● Data lines
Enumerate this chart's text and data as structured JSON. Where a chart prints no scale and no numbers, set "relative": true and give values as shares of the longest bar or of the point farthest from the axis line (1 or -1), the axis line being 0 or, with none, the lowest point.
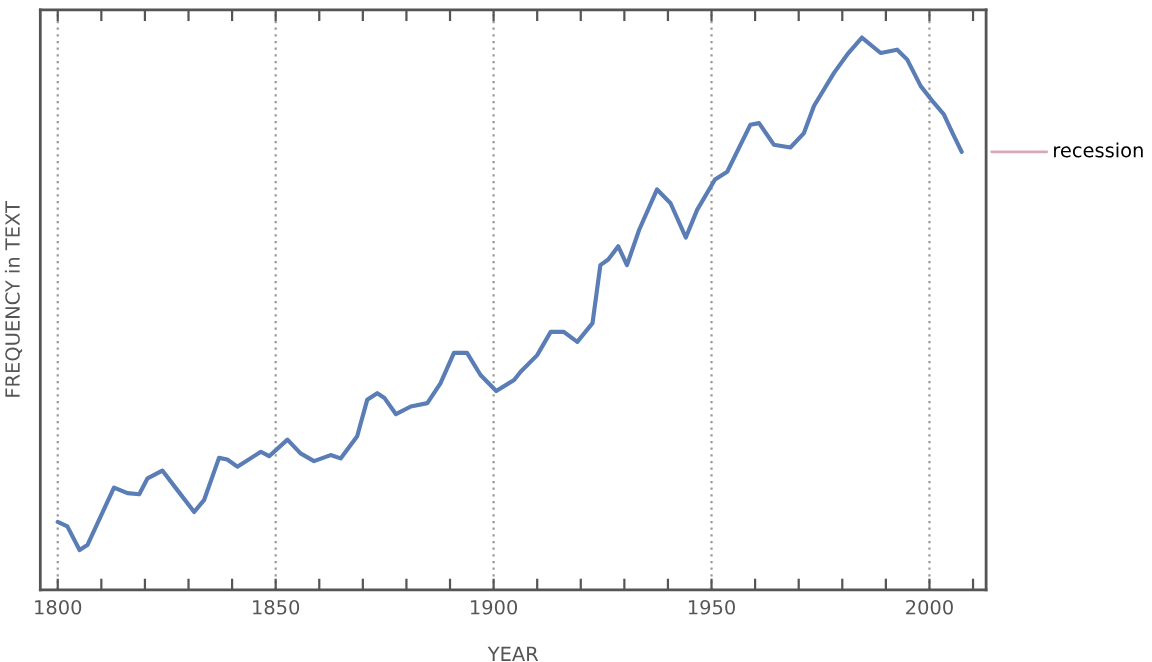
{
  "chart_data": {
    "type": "line",
    "relative": true,
    "xlabel": "YEAR",
    "ylabel": "FREQUENCY in TEXT",
    "grid": "x",
    "legend": false,
    "xlim": [
      1796,
      2013
    ],
    "xticks": [
      1800,
      {
        "value": 1810,
        "label": null
      },
      {
        "value": 1820,
        "label": null
      },
      {
        "value": 1830,
        "label": null
      },
      {
        "value": 1840,
        "label": null
      },
      1850,
      {
        "value": 1860,
        "label": null
      },
      {
        "value": 1870,
        "label": null
      },
      {
        "value": 1880,
        "label": null
      },
      {
        "value": 1890,
        "label": null
      },
      1900,
      {
        "value": 1910,
        "label": null
      },
      {
        "value": 1920,
        "label": null
      },
      {
        "value": 1930,
        "label": null
      },
      {
        "value": 1940,
        "label": null
      },
      1950,
      {
        "value": 1960,
        "label": null
      },
      {
        "value": 1970,
        "label": null
      },
      {
        "value": 1980,
        "label": null
      },
      {
        "value": 1990,
        "label": null
      },
      2000,
      {
        "value": 2010,
        "label": null
      }
    ],
    "series": [
      {
        "name": "recession",
        "color": "#5a7db5",
        "x": [
          1800,
          1802.2,
          1805,
          1806.8,
          1812.9,
          1816,
          1818.7,
          1820.6,
          1824,
          1827.4,
          1831.3,
          1833.6,
          1837,
          1838.9,
          1841.2,
          1846.6,
          1848.5,
          1852.7,
          1855.7,
          1858.8,
          1862.6,
          1864.9,
          1868.7,
          1871,
          1873.3,
          1874.9,
          1877.6,
          1881,
          1884.8,
          1887.8,
          1890.9,
          1893.9,
          1897,
          1900.6,
          1904.7,
          1906.2,
          1910,
          1913.1,
          1916.1,
          1919.2,
          1922.7,
          1924.5,
          1926.3,
          1928.6,
          1930.6,
          1933.4,
          1937.5,
          1940.6,
          1944.1,
          1946.7,
          1950.8,
          1953.6,
          1958.9,
          1960.9,
          1964.3,
          1968.1,
          1971.2,
          1973.5,
          1978.1,
          1981.4,
          1984.5,
          1988.8,
          1992.6,
          1994.9,
          1998,
          2001,
          2003.3,
          2005.3,
          2007.4
        ],
        "values": [
          0.123,
          0.115,
          0.072,
          0.081,
          0.185,
          0.175,
          0.173,
          0.202,
          0.216,
          0.181,
          0.141,
          0.163,
          0.239,
          0.236,
          0.223,
          0.25,
          0.242,
          0.272,
          0.247,
          0.233,
          0.244,
          0.238,
          0.278,
          0.344,
          0.356,
          0.348,
          0.318,
          0.332,
          0.338,
          0.374,
          0.429,
          0.429,
          0.389,
          0.36,
          0.38,
          0.395,
          0.425,
          0.467,
          0.467,
          0.449,
          0.483,
          0.588,
          0.598,
          0.622,
          0.588,
          0.652,
          0.725,
          0.7,
          0.638,
          0.688,
          0.743,
          0.757,
          0.842,
          0.845,
          0.806,
          0.801,
          0.827,
          0.876,
          0.936,
          0.972,
          1.0,
          0.972,
          0.978,
          0.96,
          0.912,
          0.882,
          0.861,
          0.827,
          0.793
        ]
      }
    ]
  }
}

● Aim of the exercise
Only lines that contain the word "relative" are wanted; copy each of them.

● Exercise result
Enumerate this chart's text and data as structured JSON. Where a chart prints no scale and no numbers, set "relative": true and give values as shares of the longest bar or of the point farthest from the axis line (1 or -1), the axis line being 0 or, with none, the lowest point.
    "relative": true,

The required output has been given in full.